WHAT NEEDS TO BE DONE »
Transcribe the records that follow in their entirety, omitting any pictures.

━━━ RECORD SET ━━━

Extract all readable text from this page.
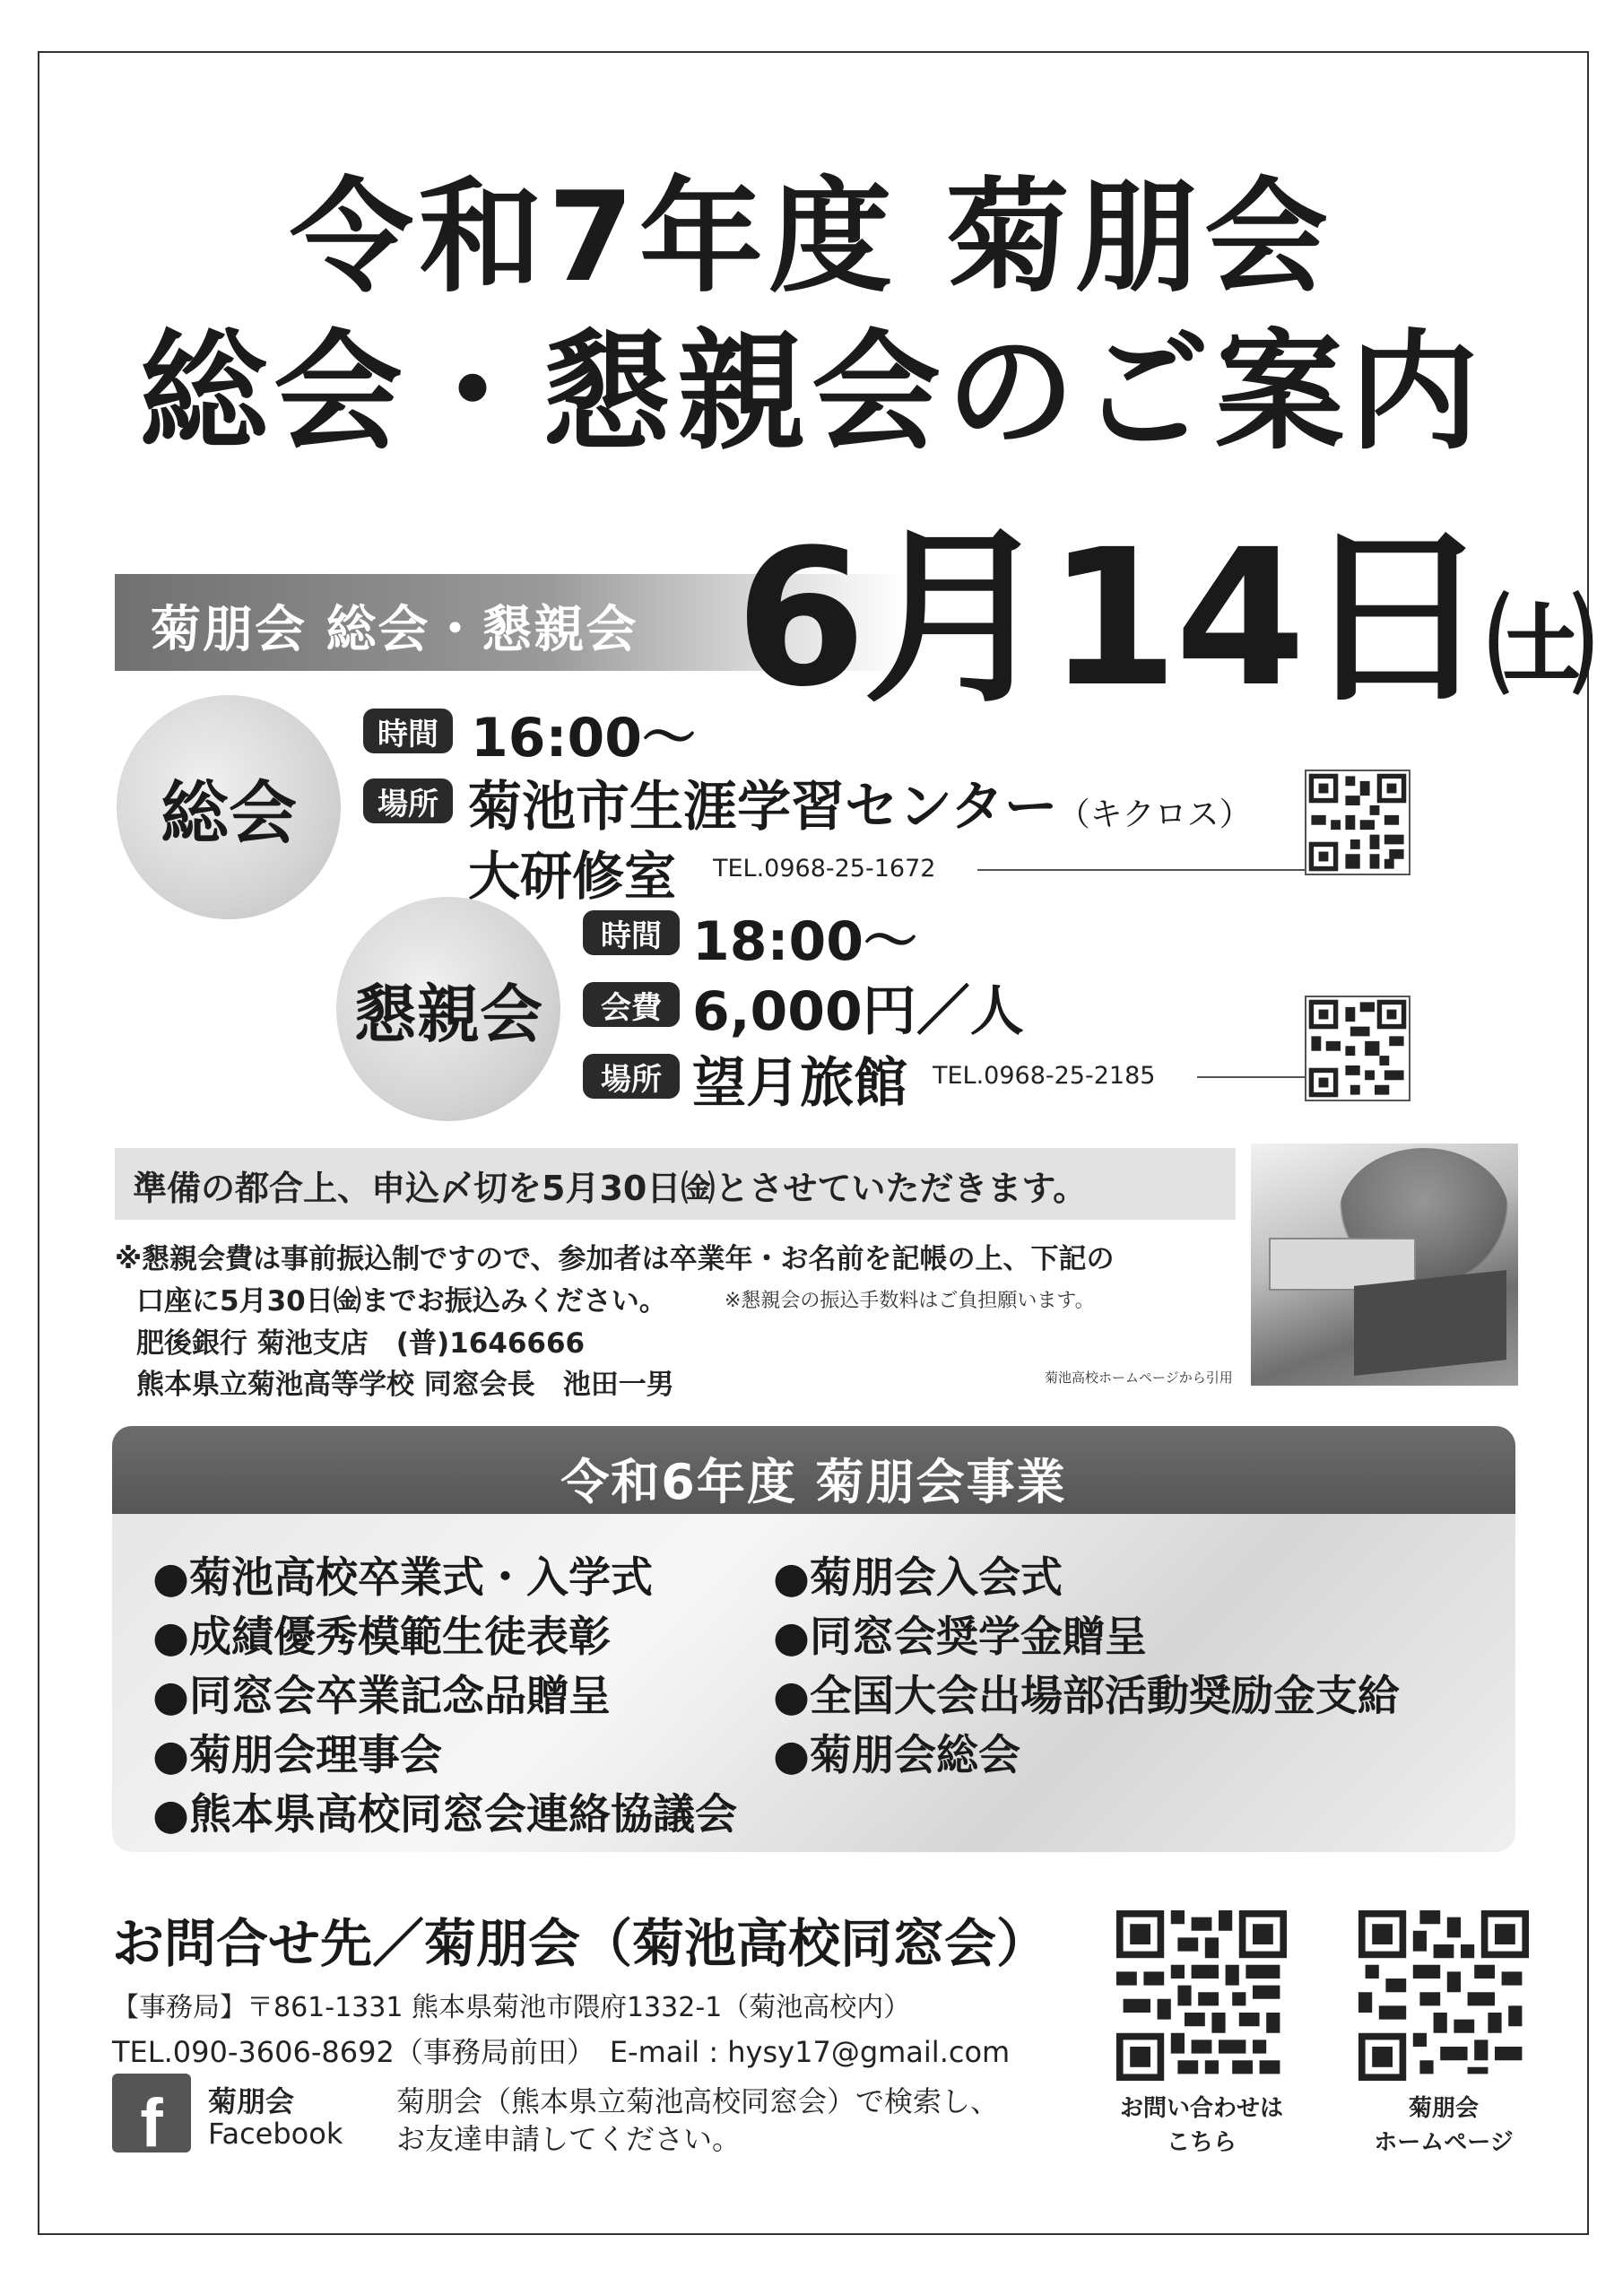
令和7年度 菊朋会
総会・懇親会のご案内
菊朋会 総会・懇親会 6月14日㈯
総会
時間 16:00～
場所 菊池市生涯学習センター（キクロス）
大研修室 TEL.0968-25-1672
懇親会
時間 18:00～
会費 6,000円／人
場所 望月旅館 TEL.0968-25-2185
準備の都合上、申込〆切を5月30日㈮とさせていただきます。
※懇親会費は事前振込制ですので、参加者は卒業年・お名前を記帳の上、下記の
口座に5月30日㈮までお振込みください。	※懇親会の振込手数料はご負担願います。
肥後銀行 菊池支店　(普)1646666
熊本県立菊池高等学校 同窓会長　池田一男	菊池高校ホームページから引用
令和6年度 菊朋会事業
●菊池高校卒業式・入学式
●成績優秀模範生徒表彰
●同窓会卒業記念品贈呈
●菊朋会理事会
●熊本県高校同窓会連絡協議会
●菊朋会入会式
●同窓会奨学金贈呈
●全国大会出場部活動奨励金支給
●菊朋会総会
お問合せ先／菊朋会（菊池高校同窓会）
【事務局】〒861-1331 熊本県菊池市隈府1332-1（菊池高校内）
TEL.090-3606-8692（事務局前田）　E-mail : hysy17@gmail.com
f 菊朋会
Facebook
菊朋会（熊本県立菊池高校同窓会）で検索し、
お友達申請してください。
お問い合わせは
こちら
菊朋会
ホームページ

━━━

CORRECT ANSWER »
Extract all readable text from this page.
令和7年度 菊朋会
総会・懇親会のご案内
菊朋会 総会・懇親会 6月14日㈯
総会
時間 16:00～
場所 菊池市生涯学習センター（キクロス）
大研修室 TEL.0968-25-1672
懇親会
時間 18:00～
会費 6,000円／人
場所 望月旅館 TEL.0968-25-2185
準備の都合上、申込〆切を5月30日㈮とさせていただきます。
※懇親会費は事前振込制ですので、参加者は卒業年・お名前を記帳の上、下記の
口座に5月30日㈮までお振込みください。	※懇親会の振込手数料はご負担願います。
肥後銀行 菊池支店　(普)1646666
熊本県立菊池高等学校 同窓会長　池田一男	菊池高校ホームページから引用
令和6年度 菊朋会事業
●菊池高校卒業式・入学式
●成績優秀模範生徒表彰
●同窓会卒業記念品贈呈
●菊朋会理事会
●熊本県高校同窓会連絡協議会
●菊朋会入会式
●同窓会奨学金贈呈
●全国大会出場部活動奨励金支給
●菊朋会総会
お問合せ先／菊朋会（菊池高校同窓会）
【事務局】〒861-1331 熊本県菊池市隈府1332-1（菊池高校内）
TEL.090-3606-8692（事務局前田）　E-mail : hysy17@gmail.com
f 菊朋会
Facebook
菊朋会（熊本県立菊池高校同窓会）で検索し、
お友達申請してください。
お問い合わせは
こちら
菊朋会
ホームページ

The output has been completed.